» WORK TO DO
List every line below containing "desde".

**** MATERIAL ****

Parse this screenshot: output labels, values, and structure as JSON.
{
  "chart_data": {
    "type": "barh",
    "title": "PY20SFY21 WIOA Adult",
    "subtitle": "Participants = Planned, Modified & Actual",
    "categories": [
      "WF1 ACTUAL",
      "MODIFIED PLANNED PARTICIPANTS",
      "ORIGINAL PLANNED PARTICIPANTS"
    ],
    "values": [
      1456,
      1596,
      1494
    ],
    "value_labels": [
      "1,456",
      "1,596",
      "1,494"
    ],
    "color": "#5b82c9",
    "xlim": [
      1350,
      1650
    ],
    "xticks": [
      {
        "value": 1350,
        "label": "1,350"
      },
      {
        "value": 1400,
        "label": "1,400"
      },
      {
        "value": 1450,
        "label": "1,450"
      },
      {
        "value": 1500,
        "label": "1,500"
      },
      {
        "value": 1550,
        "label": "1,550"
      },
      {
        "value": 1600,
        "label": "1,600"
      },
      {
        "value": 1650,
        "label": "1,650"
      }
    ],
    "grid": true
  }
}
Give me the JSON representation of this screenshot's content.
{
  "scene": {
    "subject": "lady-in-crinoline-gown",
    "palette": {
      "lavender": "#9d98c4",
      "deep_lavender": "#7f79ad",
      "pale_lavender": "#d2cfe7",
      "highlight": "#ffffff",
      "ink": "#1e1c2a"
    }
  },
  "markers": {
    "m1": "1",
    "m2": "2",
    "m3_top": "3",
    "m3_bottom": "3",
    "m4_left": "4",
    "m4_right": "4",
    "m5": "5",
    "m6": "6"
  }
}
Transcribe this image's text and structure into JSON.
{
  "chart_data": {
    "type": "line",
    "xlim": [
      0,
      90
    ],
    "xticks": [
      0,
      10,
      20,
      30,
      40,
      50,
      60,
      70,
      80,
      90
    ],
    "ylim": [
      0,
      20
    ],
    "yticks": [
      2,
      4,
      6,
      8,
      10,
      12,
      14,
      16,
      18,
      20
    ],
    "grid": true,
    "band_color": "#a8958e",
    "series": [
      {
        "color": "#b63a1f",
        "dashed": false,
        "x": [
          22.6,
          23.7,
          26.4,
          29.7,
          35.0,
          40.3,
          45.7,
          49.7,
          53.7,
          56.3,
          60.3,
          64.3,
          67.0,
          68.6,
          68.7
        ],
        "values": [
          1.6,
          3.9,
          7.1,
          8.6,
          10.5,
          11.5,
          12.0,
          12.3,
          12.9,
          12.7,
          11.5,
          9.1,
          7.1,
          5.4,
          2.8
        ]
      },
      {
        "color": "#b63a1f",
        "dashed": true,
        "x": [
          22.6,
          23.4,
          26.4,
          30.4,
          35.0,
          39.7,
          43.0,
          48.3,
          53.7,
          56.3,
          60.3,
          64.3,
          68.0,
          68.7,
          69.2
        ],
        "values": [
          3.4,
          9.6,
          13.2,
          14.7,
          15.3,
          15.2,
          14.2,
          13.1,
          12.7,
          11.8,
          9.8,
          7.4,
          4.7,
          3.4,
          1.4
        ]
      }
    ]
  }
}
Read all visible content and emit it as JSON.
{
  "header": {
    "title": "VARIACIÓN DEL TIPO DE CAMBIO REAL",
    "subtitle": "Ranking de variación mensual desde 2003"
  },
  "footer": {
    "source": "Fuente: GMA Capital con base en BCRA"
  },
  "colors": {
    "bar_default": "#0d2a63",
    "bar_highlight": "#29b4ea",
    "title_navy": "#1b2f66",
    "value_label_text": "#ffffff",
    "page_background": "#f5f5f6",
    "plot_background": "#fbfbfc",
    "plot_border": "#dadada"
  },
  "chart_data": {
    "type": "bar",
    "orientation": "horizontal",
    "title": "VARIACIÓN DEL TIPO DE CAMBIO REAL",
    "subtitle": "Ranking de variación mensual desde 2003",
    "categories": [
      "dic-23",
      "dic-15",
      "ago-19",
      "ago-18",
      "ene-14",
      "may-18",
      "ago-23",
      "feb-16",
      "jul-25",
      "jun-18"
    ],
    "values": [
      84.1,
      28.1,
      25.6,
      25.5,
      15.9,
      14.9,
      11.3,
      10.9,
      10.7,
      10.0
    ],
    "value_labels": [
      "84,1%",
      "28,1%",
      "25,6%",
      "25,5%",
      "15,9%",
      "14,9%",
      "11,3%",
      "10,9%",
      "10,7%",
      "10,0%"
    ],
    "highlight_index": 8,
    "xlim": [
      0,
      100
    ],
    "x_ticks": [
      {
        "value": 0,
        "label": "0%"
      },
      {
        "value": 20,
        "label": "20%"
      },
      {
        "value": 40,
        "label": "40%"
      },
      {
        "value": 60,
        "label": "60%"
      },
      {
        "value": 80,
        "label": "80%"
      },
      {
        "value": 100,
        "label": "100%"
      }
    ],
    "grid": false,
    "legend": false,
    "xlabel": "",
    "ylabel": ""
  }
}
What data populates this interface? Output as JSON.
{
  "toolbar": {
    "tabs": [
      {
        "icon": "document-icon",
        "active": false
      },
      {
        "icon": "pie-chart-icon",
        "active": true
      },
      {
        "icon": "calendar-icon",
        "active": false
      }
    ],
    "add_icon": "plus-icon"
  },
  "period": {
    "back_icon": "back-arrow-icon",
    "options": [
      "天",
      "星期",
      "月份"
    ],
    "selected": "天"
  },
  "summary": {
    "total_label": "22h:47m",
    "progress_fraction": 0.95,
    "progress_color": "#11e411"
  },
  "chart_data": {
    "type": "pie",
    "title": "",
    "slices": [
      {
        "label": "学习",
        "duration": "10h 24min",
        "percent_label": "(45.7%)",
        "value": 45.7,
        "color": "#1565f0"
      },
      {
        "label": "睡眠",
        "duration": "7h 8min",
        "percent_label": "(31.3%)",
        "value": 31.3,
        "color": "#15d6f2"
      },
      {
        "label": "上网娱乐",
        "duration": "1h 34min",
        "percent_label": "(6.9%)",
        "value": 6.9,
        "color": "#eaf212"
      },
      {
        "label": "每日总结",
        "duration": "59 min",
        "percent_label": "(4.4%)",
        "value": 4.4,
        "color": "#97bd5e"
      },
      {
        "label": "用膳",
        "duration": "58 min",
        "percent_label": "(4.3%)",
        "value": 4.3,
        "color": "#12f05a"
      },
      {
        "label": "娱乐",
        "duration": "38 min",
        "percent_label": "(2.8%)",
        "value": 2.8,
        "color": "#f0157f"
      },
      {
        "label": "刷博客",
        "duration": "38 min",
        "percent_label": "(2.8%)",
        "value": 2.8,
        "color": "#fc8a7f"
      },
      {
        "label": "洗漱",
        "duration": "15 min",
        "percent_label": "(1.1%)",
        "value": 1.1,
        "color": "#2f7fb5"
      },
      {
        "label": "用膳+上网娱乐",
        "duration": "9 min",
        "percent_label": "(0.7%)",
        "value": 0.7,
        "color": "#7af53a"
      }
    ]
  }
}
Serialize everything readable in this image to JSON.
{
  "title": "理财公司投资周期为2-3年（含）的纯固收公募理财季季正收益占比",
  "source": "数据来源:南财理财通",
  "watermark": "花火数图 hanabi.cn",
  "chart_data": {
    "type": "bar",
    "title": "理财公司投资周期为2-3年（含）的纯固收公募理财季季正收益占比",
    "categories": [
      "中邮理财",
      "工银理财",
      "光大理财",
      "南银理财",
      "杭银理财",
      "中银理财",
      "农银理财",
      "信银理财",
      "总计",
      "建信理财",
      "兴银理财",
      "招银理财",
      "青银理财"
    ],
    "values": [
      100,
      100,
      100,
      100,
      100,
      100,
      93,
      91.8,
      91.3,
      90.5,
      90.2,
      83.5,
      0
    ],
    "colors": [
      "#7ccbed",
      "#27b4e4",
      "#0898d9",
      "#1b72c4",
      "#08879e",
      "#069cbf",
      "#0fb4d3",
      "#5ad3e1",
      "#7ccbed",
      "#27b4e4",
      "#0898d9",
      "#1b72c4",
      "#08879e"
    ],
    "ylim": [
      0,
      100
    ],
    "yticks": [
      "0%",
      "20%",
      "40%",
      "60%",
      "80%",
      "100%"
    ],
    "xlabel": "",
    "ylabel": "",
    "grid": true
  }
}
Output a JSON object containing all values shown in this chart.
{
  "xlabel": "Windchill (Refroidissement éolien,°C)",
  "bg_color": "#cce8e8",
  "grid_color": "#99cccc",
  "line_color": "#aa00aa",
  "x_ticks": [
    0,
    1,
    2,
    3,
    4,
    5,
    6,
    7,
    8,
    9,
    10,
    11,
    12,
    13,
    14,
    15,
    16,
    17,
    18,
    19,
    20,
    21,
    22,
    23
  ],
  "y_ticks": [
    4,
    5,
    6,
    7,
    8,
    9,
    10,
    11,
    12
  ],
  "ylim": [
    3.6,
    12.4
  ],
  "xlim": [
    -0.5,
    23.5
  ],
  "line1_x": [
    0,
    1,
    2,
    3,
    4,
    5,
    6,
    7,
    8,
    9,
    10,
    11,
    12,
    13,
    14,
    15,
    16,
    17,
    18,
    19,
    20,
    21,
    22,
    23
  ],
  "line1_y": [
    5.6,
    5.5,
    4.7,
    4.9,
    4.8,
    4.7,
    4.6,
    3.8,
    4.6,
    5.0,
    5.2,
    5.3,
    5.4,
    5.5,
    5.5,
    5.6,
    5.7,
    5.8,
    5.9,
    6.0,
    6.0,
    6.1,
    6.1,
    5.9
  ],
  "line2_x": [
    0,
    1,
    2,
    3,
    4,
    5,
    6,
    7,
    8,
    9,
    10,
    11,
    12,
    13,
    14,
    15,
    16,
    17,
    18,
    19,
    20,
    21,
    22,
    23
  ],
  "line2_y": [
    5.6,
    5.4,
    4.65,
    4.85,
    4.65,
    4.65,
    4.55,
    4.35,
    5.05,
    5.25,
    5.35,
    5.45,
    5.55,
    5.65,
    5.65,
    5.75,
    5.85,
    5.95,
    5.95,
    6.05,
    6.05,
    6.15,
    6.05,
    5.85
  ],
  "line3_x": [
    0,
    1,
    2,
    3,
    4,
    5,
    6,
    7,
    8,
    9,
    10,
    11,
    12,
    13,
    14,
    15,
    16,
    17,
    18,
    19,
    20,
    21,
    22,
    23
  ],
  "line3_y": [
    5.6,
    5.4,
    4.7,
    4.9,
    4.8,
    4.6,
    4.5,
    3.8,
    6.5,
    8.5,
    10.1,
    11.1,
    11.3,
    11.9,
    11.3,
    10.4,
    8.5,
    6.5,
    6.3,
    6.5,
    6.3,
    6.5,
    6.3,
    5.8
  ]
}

****

» THE REPLY
    "subtitle": "Ranking de variación mensual desde 2003"
    "subtitle": "Ranking de variación mensual desde 2003",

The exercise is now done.